>> begin Material for this exercise
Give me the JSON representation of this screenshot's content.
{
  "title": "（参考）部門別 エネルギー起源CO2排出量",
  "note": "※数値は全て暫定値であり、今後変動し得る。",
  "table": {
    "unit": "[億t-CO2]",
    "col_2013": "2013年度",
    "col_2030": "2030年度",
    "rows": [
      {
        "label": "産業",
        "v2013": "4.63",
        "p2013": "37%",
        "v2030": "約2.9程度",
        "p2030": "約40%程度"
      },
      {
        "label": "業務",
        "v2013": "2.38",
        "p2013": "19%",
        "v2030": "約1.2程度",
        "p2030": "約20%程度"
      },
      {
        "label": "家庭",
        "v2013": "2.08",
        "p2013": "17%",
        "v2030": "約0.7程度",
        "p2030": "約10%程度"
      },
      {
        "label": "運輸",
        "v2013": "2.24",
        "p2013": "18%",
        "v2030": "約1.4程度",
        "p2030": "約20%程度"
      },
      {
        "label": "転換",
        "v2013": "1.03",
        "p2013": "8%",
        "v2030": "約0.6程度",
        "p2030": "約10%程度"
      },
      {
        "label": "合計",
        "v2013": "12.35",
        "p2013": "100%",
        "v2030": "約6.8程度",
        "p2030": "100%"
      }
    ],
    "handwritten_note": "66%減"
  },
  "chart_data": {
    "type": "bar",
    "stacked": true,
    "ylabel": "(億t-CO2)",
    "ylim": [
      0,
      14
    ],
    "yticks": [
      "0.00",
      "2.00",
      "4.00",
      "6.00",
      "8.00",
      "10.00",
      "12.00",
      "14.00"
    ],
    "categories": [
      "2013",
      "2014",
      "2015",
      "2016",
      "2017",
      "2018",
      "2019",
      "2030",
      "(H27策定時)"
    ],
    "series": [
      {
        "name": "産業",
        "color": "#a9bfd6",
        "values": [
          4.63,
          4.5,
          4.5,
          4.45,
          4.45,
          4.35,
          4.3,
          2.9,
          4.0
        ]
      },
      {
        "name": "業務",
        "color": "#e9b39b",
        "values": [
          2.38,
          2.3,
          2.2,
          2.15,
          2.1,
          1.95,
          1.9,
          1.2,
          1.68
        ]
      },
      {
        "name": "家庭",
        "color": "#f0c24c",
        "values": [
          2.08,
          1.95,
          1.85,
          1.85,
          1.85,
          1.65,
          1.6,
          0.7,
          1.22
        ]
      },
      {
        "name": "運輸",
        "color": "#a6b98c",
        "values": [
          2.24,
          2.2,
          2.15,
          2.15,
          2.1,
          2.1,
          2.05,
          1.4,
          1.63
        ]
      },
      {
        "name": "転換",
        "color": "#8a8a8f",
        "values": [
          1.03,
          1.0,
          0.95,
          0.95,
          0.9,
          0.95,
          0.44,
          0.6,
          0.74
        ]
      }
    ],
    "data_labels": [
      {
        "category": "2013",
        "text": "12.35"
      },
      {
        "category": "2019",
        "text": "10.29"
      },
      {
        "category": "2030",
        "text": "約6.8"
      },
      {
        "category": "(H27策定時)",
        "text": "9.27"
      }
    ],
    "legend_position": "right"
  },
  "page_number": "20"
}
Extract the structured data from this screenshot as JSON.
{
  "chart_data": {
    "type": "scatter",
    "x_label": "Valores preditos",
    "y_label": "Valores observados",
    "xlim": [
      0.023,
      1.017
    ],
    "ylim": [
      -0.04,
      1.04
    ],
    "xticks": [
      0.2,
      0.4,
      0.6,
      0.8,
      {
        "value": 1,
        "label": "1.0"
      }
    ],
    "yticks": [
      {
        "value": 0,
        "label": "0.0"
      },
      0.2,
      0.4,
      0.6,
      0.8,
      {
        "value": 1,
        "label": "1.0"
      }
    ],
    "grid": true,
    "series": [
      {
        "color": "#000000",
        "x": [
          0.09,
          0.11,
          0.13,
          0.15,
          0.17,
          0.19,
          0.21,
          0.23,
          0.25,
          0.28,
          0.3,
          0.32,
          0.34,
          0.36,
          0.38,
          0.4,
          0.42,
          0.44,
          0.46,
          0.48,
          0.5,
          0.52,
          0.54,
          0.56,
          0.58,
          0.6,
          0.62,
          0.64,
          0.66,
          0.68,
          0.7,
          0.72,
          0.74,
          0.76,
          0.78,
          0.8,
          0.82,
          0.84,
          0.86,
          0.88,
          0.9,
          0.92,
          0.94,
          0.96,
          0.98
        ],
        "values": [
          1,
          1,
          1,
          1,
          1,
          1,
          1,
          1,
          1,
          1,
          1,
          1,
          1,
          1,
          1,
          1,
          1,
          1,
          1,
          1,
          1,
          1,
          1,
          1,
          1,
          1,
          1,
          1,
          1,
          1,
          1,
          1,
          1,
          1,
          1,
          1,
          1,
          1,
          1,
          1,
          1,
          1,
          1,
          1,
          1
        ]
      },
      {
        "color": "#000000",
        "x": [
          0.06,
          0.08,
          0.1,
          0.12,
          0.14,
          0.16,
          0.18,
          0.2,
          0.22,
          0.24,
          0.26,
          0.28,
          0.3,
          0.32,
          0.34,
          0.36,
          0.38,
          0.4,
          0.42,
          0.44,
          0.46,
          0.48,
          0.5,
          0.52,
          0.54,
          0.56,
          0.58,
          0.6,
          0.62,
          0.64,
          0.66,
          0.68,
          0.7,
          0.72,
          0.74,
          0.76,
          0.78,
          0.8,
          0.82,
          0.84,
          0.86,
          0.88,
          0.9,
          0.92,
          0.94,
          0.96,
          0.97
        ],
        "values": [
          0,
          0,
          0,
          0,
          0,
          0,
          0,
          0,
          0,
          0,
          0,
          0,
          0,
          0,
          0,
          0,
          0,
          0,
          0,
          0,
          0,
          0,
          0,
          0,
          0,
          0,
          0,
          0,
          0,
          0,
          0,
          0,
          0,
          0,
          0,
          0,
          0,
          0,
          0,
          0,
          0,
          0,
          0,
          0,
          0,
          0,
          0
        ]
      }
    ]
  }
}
>> end Material for this exercise
**Directions for this task**
Your task is to retype all the records above with nothing left out.

**Answer below**
Give me the JSON representation of this screenshot's content.
{
  "title": "（参考）部門別 エネルギー起源CO2排出量",
  "note": "※数値は全て暫定値であり、今後変動し得る。",
  "table": {
    "unit": "[億t-CO2]",
    "col_2013": "2013年度",
    "col_2030": "2030年度",
    "rows": [
      {
        "label": "産業",
        "v2013": "4.63",
        "p2013": "37%",
        "v2030": "約2.9程度",
        "p2030": "約40%程度"
      },
      {
        "label": "業務",
        "v2013": "2.38",
        "p2013": "19%",
        "v2030": "約1.2程度",
        "p2030": "約20%程度"
      },
      {
        "label": "家庭",
        "v2013": "2.08",
        "p2013": "17%",
        "v2030": "約0.7程度",
        "p2030": "約10%程度"
      },
      {
        "label": "運輸",
        "v2013": "2.24",
        "p2013": "18%",
        "v2030": "約1.4程度",
        "p2030": "約20%程度"
      },
      {
        "label": "転換",
        "v2013": "1.03",
        "p2013": "8%",
        "v2030": "約0.6程度",
        "p2030": "約10%程度"
      },
      {
        "label": "合計",
        "v2013": "12.35",
        "p2013": "100%",
        "v2030": "約6.8程度",
        "p2030": "100%"
      }
    ],
    "handwritten_note": "66%減"
  },
  "chart_data": {
    "type": "bar",
    "stacked": true,
    "ylabel": "(億t-CO2)",
    "ylim": [
      0,
      14
    ],
    "yticks": [
      "0.00",
      "2.00",
      "4.00",
      "6.00",
      "8.00",
      "10.00",
      "12.00",
      "14.00"
    ],
    "categories": [
      "2013",
      "2014",
      "2015",
      "2016",
      "2017",
      "2018",
      "2019",
      "2030",
      "(H27策定時)"
    ],
    "series": [
      {
        "name": "産業",
        "color": "#a9bfd6",
        "values": [
          4.63,
          4.5,
          4.5,
          4.45,
          4.45,
          4.35,
          4.3,
          2.9,
          4.0
        ]
      },
      {
        "name": "業務",
        "color": "#e9b39b",
        "values": [
          2.38,
          2.3,
          2.2,
          2.15,
          2.1,
          1.95,
          1.9,
          1.2,
          1.68
        ]
      },
      {
        "name": "家庭",
        "color": "#f0c24c",
        "values": [
          2.08,
          1.95,
          1.85,
          1.85,
          1.85,
          1.65,
          1.6,
          0.7,
          1.22
        ]
      },
      {
        "name": "運輸",
        "color": "#a6b98c",
        "values": [
          2.24,
          2.2,
          2.15,
          2.15,
          2.1,
          2.1,
          2.05,
          1.4,
          1.63
        ]
      },
      {
        "name": "転換",
        "color": "#8a8a8f",
        "values": [
          1.03,
          1.0,
          0.95,
          0.95,
          0.9,
          0.95,
          0.44,
          0.6,
          0.74
        ]
      }
    ],
    "data_labels": [
      {
        "category": "2013",
        "text": "12.35"
      },
      {
        "category": "2019",
        "text": "10.29"
      },
      {
        "category": "2030",
        "text": "約6.8"
      },
      {
        "category": "(H27策定時)",
        "text": "9.27"
      }
    ],
    "legend_position": "right"
  },
  "page_number": "20"
}
Extract the structured data from this screenshot as JSON.
{
  "chart_data": {
    "type": "scatter",
    "x_label": "Valores preditos",
    "y_label": "Valores observados",
    "xlim": [
      0.023,
      1.017
    ],
    "ylim": [
      -0.04,
      1.04
    ],
    "xticks": [
      0.2,
      0.4,
      0.6,
      0.8,
      {
        "value": 1,
        "label": "1.0"
      }
    ],
    "yticks": [
      {
        "value": 0,
        "label": "0.0"
      },
      0.2,
      0.4,
      0.6,
      0.8,
      {
        "value": 1,
        "label": "1.0"
      }
    ],
    "grid": true,
    "series": [
      {
        "color": "#000000",
        "x": [
          0.09,
          0.11,
          0.13,
          0.15,
          0.17,
          0.19,
          0.21,
          0.23,
          0.25,
          0.28,
          0.3,
          0.32,
          0.34,
          0.36,
          0.38,
          0.4,
          0.42,
          0.44,
          0.46,
          0.48,
          0.5,
          0.52,
          0.54,
          0.56,
          0.58,
          0.6,
          0.62,
          0.64,
          0.66,
          0.68,
          0.7,
          0.72,
          0.74,
          0.76,
          0.78,
          0.8,
          0.82,
          0.84,
          0.86,
          0.88,
          0.9,
          0.92,
          0.94,
          0.96,
          0.98
        ],
        "values": [
          1,
          1,
          1,
          1,
          1,
          1,
          1,
          1,
          1,
          1,
          1,
          1,
          1,
          1,
          1,
          1,
          1,
          1,
          1,
          1,
          1,
          1,
          1,
          1,
          1,
          1,
          1,
          1,
          1,
          1,
          1,
          1,
          1,
          1,
          1,
          1,
          1,
          1,
          1,
          1,
          1,
          1,
          1,
          1,
          1
        ]
      },
      {
        "color": "#000000",
        "x": [
          0.06,
          0.08,
          0.1,
          0.12,
          0.14,
          0.16,
          0.18,
          0.2,
          0.22,
          0.24,
          0.26,
          0.28,
          0.3,
          0.32,
          0.34,
          0.36,
          0.38,
          0.4,
          0.42,
          0.44,
          0.46,
          0.48,
          0.5,
          0.52,
          0.54,
          0.56,
          0.58,
          0.6,
          0.62,
          0.64,
          0.66,
          0.68,
          0.7,
          0.72,
          0.74,
          0.76,
          0.78,
          0.8,
          0.82,
          0.84,
          0.86,
          0.88,
          0.9,
          0.92,
          0.94,
          0.96,
          0.97
        ],
        "values": [
          0,
          0,
          0,
          0,
          0,
          0,
          0,
          0,
          0,
          0,
          0,
          0,
          0,
          0,
          0,
          0,
          0,
          0,
          0,
          0,
          0,
          0,
          0,
          0,
          0,
          0,
          0,
          0,
          0,
          0,
          0,
          0,
          0,
          0,
          0,
          0,
          0,
          0,
          0,
          0,
          0,
          0,
          0,
          0,
          0,
          0,
          0
        ]
      }
    ]
  }
}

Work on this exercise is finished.